- PROBLEM DESCRIPTION: Drop every picture and give the entries back exactly.

- Extracted records:

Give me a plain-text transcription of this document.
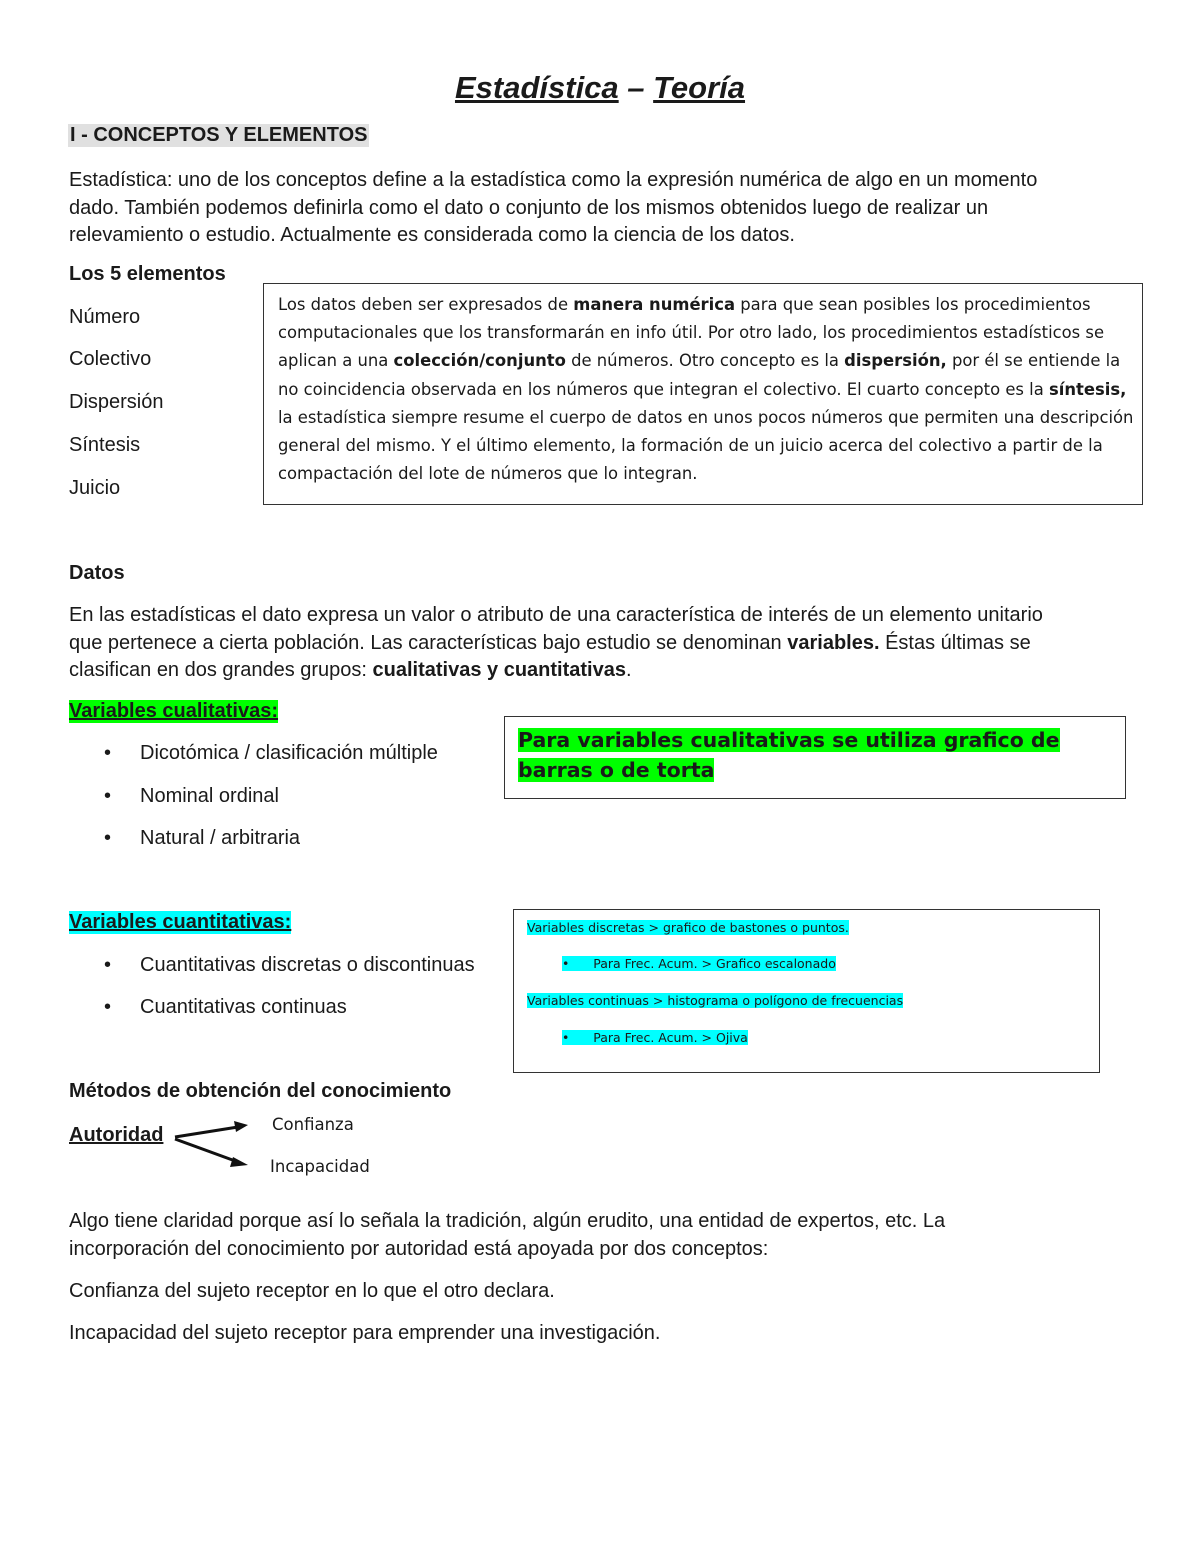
Estadística – Teoría
I - CONCEPTOS Y ELEMENTOS
Estadística: uno de los conceptos define a la estadística como la expresión numérica de algo en un momento
dado. También podemos definirla como el dato o conjunto de los mismos obtenidos luego de realizar un
relevamiento o estudio. Actualmente es considerada como la ciencia de los datos.
Los 5 elementos
Número
Colectivo
Dispersión
Síntesis
Juicio

Los datos deben ser expresados de manera numérica para que sean posibles los procedimientos computacionales que los transformarán en info útil. Por otro lado, los procedimientos estadísticos se aplican a una colección/conjunto de números. Otro concepto es la dispersión, por él se entiende la no coincidencia observada en los números que integran el colectivo. El cuarto concepto es la síntesis, la estadística siempre resume el cuerpo de datos en unos pocos números que permiten una descripción general del mismo. Y el último elemento, la formación de un juicio acerca del colectivo a partir de la compactación del lote de números que lo integran.

Datos
En las estadísticas el dato expresa un valor o atributo de una característica de interés de un elemento unitario
que pertenece a cierta población. Las características bajo estudio se denominan variables. Éstas últimas se
clasifican en dos grandes grupos: cualitativas y cuantitativas.
Variables cualitativas:
• Dicotómica / clasificación múltiple
• Nominal ordinal
• Natural / arbitraria

Para variables cualitativas se utiliza grafico de barras o de torta

Variables cuantitativas:
• Cuantitativas discretas o discontinuas
• Cuantitativas continuas
Variables discretas > grafico de bastones o puntos.
•      Para Frec. Acum. > Grafico escalonado
Variables continuas > histograma o polígono de frecuencias
•      Para Frec. Acum. > Ojiva
Métodos de obtención del conocimiento
Autoridad	Confianza
Incapacidad
Algo tiene claridad porque así lo señala la tradición, algún erudito, una entidad de expertos, etc. La
incorporación del conocimiento por autoridad está apoyada por dos conceptos:
Confianza del sujeto receptor en lo que el otro declara.
Incapacidad del sujeto receptor para emprender una investigación.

- ANSWER IN FULL:
Give me a plain-text transcription of this document.
Estadística – Teoría
I - CONCEPTOS Y ELEMENTOS
Estadística: uno de los conceptos define a la estadística como la expresión numérica de algo en un momento
dado. También podemos definirla como el dato o conjunto de los mismos obtenidos luego de realizar un
relevamiento o estudio. Actualmente es considerada como la ciencia de los datos.
Los 5 elementos
Número
Colectivo
Dispersión
Síntesis
Juicio

Los datos deben ser expresados de manera numérica para que sean posibles los procedimientos computacionales que los transformarán en info útil. Por otro lado, los procedimientos estadísticos se aplican a una colección/conjunto de números. Otro concepto es la dispersión, por él se entiende la no coincidencia observada en los números que integran el colectivo. El cuarto concepto es la síntesis, la estadística siempre resume el cuerpo de datos en unos pocos números que permiten una descripción general del mismo. Y el último elemento, la formación de un juicio acerca del colectivo a partir de la compactación del lote de números que lo integran.

Datos
En las estadísticas el dato expresa un valor o atributo de una característica de interés de un elemento unitario
que pertenece a cierta población. Las características bajo estudio se denominan variables. Éstas últimas se
clasifican en dos grandes grupos: cualitativas y cuantitativas.
Variables cualitativas:
• Dicotómica / clasificación múltiple
• Nominal ordinal
• Natural / arbitraria

Para variables cualitativas se utiliza grafico de barras o de torta

Variables cuantitativas:
• Cuantitativas discretas o discontinuas
• Cuantitativas continuas
Variables discretas > grafico de bastones o puntos.
•      Para Frec. Acum. > Grafico escalonado
Variables continuas > histograma o polígono de frecuencias
•      Para Frec. Acum. > Ojiva
Métodos de obtención del conocimiento
Autoridad	Confianza
Incapacidad
Algo tiene claridad porque así lo señala la tradición, algún erudito, una entidad de expertos, etc. La
incorporación del conocimiento por autoridad está apoyada por dos conceptos:
Confianza del sujeto receptor en lo que el otro declara.
Incapacidad del sujeto receptor para emprender una investigación.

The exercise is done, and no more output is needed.